» DIRECTIONS FOR THIS TASK
Scan the entries below. List each line with "icon".
-- start of EXTRACTED DATA --
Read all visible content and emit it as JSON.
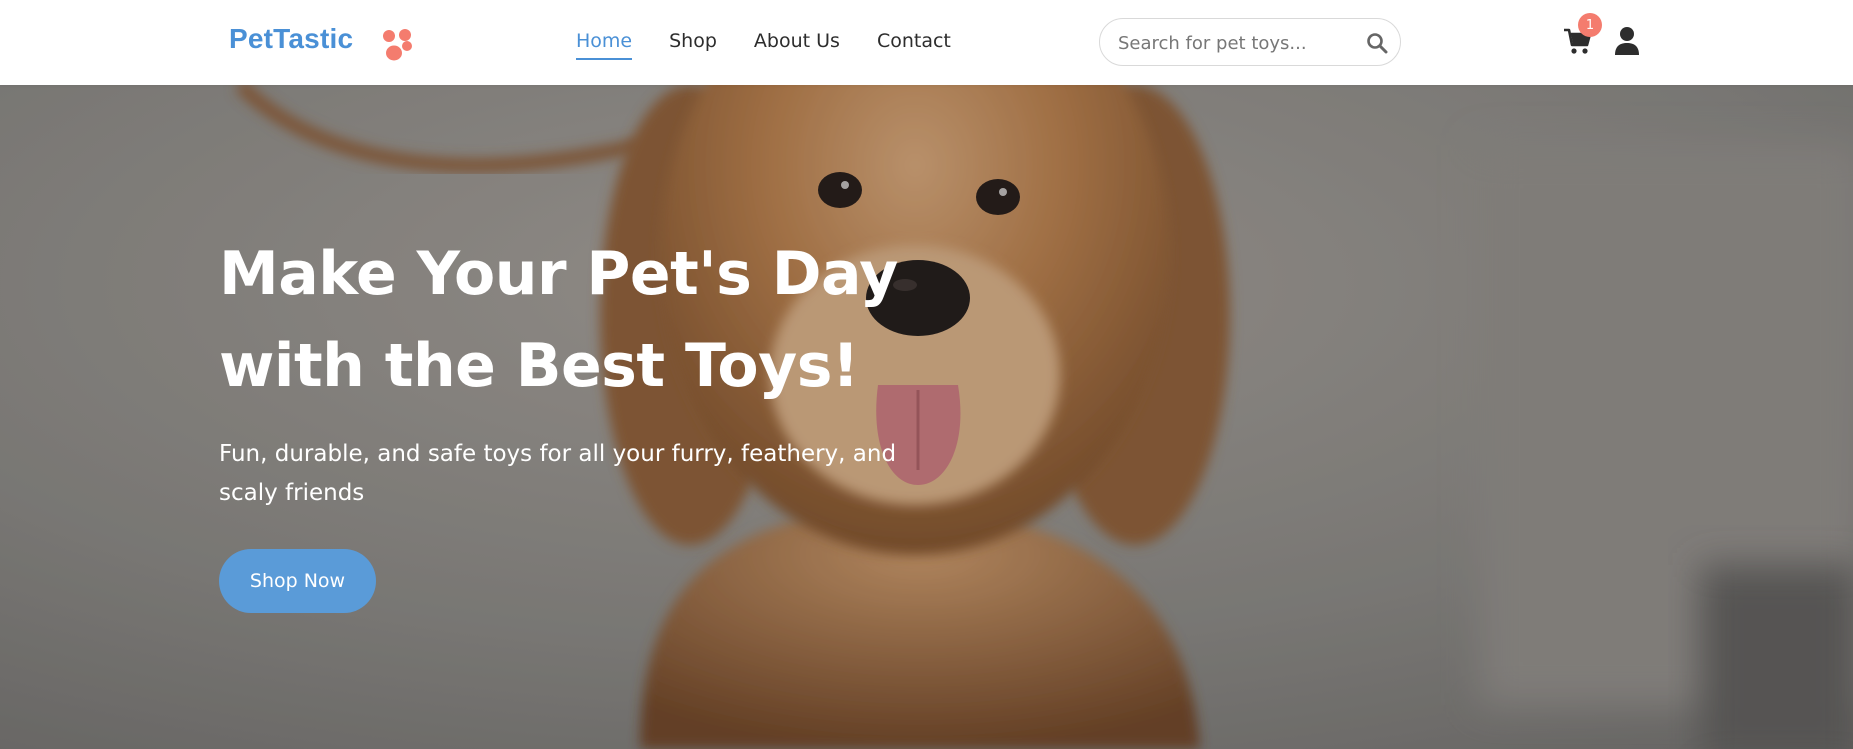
{
  "header": {
    "logo_text": "PetTastic",
    "logo_icon": "paw-icon",
    "nav": [
      {
        "label": "Home",
        "active": true
      },
      {
        "label": "Shop",
        "active": false
      },
      {
        "label": "About Us",
        "active": false
      },
      {
        "label": "Contact",
        "active": false
      }
    ],
    "search": {
      "placeholder": "Search for pet toys...",
      "value": "",
      "icon": "search-icon"
    },
    "cart": {
      "icon": "cart-icon",
      "count": "1"
    },
    "user": {
      "icon": "user-icon"
    }
  },
  "hero": {
    "title_line1": "Make Your Pet's Day",
    "title_line2": "with the Best Toys!",
    "subtitle": "Fun, durable, and safe toys for all your furry, feathery, and scaly friends",
    "cta_label": "Shop Now",
    "image": "dog-photo"
  },
  "colors": {
    "brand_blue": "#4a90d6",
    "button_blue": "#5a9bd8",
    "accent_coral": "#f47c6e",
    "text_dark": "#2d2d2d"
  }
}
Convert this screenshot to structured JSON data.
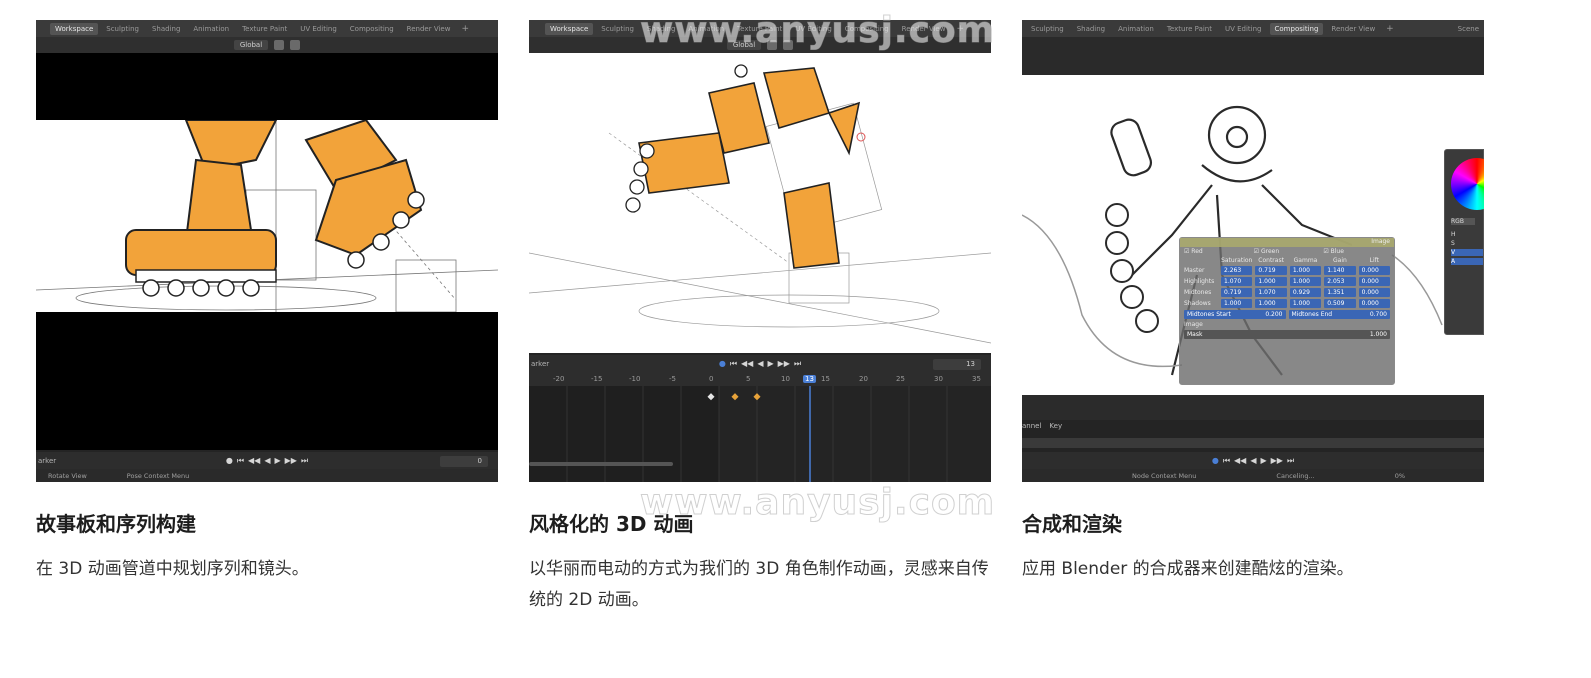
-- end of EXTRACTED DATA --
» TASK ANSWER
    "logo_icon": "paw-icon",
      "icon": "search-icon"
      "icon": "cart-icon",
      "icon": "user-icon"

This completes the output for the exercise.